=== Required task ===
List all lines of the data containing the word "name".

=== Data provided ===
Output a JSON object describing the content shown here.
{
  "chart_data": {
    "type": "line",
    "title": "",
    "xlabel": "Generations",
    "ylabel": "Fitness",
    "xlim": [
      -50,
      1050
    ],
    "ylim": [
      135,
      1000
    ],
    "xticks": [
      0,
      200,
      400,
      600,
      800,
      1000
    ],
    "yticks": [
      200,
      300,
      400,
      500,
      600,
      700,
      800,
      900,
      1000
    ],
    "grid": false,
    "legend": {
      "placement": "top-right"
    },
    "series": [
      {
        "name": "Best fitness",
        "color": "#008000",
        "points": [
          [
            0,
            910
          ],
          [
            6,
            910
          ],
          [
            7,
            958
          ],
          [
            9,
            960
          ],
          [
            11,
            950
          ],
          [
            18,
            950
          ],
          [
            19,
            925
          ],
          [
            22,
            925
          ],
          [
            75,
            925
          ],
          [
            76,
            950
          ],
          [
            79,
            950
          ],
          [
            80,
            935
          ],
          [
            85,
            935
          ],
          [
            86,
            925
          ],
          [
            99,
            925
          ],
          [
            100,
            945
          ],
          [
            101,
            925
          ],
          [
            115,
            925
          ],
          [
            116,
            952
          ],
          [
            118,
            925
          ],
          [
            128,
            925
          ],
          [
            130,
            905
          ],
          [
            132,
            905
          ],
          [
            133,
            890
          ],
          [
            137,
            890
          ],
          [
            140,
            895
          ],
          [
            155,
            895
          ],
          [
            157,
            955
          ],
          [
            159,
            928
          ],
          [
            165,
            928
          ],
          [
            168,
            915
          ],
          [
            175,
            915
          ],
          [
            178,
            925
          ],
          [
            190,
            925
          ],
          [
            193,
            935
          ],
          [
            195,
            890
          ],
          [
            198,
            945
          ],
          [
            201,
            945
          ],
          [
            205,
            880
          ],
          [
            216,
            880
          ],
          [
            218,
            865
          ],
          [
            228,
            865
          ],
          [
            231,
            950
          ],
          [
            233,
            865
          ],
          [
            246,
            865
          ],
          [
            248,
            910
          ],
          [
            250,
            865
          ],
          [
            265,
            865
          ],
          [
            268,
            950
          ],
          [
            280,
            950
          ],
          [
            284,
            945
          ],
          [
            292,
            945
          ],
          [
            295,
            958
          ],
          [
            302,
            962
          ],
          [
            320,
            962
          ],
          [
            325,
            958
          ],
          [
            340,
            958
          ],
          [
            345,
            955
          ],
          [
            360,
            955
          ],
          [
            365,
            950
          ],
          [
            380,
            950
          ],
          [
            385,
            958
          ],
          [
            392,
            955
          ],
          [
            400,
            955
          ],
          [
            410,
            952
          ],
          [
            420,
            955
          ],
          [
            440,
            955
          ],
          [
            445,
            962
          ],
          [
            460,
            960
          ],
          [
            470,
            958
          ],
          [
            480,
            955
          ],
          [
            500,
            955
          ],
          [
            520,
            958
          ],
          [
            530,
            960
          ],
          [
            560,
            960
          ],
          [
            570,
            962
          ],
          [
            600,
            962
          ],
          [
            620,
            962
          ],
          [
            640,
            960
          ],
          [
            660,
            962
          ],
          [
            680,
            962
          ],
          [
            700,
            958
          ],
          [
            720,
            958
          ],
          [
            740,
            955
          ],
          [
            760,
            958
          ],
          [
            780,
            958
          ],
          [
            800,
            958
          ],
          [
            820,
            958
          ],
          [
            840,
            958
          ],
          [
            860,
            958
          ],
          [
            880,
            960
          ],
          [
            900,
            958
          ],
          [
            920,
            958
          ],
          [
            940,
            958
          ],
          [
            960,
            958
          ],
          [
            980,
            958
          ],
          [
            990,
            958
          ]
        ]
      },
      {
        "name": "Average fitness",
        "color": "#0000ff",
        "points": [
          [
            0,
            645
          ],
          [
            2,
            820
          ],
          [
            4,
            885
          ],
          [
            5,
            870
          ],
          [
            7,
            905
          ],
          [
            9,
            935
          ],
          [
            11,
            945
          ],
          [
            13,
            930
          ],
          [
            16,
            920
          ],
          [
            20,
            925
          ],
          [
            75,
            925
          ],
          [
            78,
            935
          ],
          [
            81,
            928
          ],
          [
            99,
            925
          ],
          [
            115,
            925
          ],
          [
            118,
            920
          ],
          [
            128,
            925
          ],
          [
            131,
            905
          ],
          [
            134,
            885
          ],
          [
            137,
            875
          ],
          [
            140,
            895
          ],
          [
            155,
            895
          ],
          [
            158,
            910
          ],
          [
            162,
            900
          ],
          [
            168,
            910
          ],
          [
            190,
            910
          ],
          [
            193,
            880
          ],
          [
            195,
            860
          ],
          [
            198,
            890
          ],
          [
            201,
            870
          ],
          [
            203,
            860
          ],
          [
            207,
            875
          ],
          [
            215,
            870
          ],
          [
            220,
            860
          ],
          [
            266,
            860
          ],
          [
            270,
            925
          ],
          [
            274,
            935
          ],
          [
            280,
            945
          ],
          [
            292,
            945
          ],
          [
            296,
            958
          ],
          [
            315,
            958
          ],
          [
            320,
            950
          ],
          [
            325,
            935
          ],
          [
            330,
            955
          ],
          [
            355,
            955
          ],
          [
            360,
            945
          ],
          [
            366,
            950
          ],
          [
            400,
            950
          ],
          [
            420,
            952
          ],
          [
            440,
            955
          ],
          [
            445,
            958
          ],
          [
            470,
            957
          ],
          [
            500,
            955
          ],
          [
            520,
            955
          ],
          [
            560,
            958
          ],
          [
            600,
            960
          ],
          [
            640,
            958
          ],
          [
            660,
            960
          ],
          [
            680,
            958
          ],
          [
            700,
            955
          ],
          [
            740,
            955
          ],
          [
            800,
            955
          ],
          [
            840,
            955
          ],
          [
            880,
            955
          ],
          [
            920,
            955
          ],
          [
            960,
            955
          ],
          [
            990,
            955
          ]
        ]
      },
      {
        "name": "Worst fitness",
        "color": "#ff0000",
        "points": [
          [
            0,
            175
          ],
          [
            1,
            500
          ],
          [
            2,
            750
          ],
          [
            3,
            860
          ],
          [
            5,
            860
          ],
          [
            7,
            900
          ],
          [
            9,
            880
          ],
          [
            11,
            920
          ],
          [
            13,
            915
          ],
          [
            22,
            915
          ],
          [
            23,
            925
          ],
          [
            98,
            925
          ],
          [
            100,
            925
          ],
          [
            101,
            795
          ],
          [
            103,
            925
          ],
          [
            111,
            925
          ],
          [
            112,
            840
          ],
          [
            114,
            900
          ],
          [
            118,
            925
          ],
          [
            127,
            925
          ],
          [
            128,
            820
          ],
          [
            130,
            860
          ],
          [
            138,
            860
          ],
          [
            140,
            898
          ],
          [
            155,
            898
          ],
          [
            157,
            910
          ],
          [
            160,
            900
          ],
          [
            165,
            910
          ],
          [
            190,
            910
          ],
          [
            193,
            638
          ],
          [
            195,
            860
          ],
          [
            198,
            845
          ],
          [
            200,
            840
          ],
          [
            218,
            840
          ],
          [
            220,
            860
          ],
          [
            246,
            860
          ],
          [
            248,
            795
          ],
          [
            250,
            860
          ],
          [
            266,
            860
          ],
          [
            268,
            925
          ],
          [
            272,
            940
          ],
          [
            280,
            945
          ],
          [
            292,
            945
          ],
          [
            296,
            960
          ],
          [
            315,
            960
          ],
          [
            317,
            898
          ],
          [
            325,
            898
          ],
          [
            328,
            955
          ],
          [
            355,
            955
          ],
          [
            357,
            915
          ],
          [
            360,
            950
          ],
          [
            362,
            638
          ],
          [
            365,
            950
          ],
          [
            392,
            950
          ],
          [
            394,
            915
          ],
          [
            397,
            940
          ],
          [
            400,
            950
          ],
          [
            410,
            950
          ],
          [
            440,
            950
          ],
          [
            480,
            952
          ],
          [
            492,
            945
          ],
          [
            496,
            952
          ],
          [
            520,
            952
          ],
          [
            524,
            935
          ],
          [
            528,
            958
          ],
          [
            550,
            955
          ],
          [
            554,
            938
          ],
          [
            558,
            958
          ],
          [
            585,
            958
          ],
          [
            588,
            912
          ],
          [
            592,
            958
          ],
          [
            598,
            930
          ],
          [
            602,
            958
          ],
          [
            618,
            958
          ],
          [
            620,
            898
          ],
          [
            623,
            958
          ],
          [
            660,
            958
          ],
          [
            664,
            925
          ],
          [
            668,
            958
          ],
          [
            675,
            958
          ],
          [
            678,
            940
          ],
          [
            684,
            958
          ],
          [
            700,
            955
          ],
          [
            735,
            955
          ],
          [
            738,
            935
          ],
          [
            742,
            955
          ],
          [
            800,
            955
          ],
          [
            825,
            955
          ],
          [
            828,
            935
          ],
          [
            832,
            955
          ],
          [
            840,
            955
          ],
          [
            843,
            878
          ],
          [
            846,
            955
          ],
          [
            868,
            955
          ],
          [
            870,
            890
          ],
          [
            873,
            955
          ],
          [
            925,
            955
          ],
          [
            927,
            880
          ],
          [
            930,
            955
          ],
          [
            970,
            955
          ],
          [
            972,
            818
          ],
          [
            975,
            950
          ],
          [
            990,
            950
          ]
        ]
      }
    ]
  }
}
---
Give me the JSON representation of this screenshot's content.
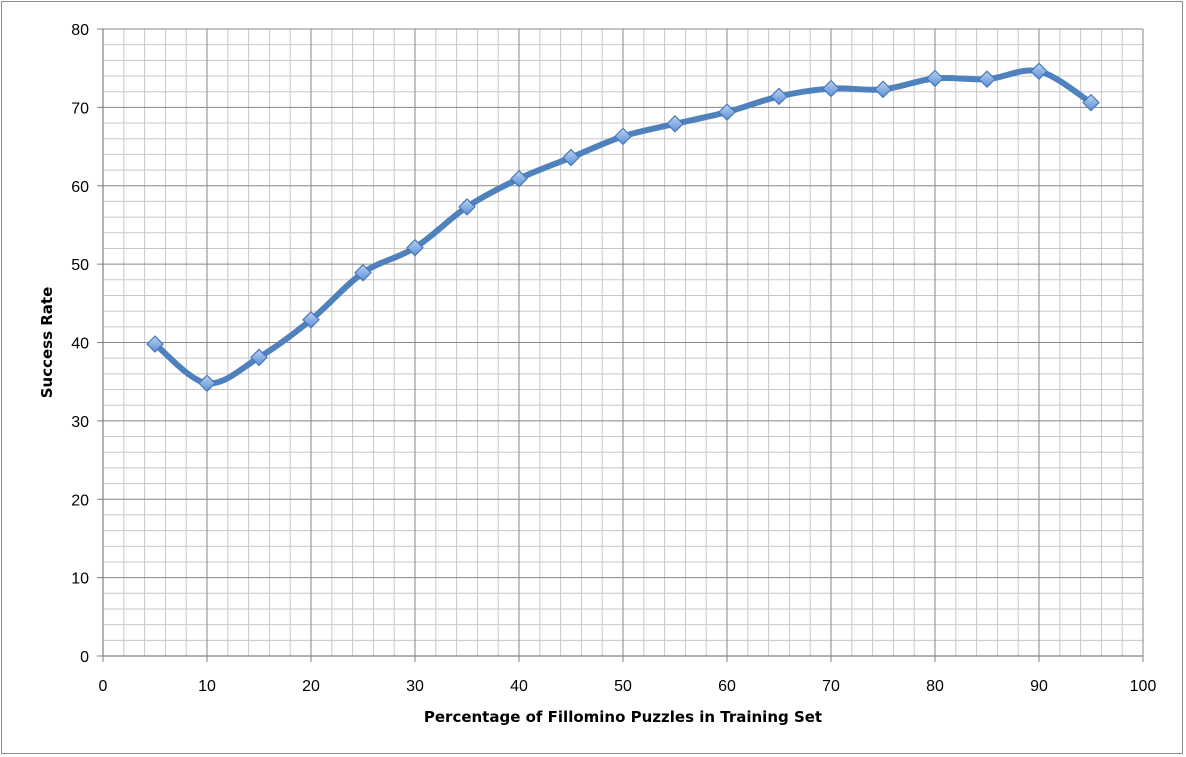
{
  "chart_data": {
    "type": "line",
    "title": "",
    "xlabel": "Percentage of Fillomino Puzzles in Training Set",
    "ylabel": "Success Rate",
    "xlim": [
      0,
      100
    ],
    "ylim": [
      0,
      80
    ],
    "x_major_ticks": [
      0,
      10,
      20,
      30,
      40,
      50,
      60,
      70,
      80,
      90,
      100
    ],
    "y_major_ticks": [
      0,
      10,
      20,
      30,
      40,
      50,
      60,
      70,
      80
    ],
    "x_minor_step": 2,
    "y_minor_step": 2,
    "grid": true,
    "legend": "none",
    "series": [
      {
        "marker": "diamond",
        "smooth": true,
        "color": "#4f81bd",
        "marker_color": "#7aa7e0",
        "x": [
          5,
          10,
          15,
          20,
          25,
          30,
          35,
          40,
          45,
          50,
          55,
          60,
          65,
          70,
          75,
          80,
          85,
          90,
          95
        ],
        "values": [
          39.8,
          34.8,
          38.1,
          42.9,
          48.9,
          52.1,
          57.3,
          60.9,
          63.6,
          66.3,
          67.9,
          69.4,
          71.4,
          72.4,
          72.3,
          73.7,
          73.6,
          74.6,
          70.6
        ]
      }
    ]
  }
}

=== Output for this task ===
        "name": "Best fitness",
        "name": "Average fitness",
        "name": "Worst fitness",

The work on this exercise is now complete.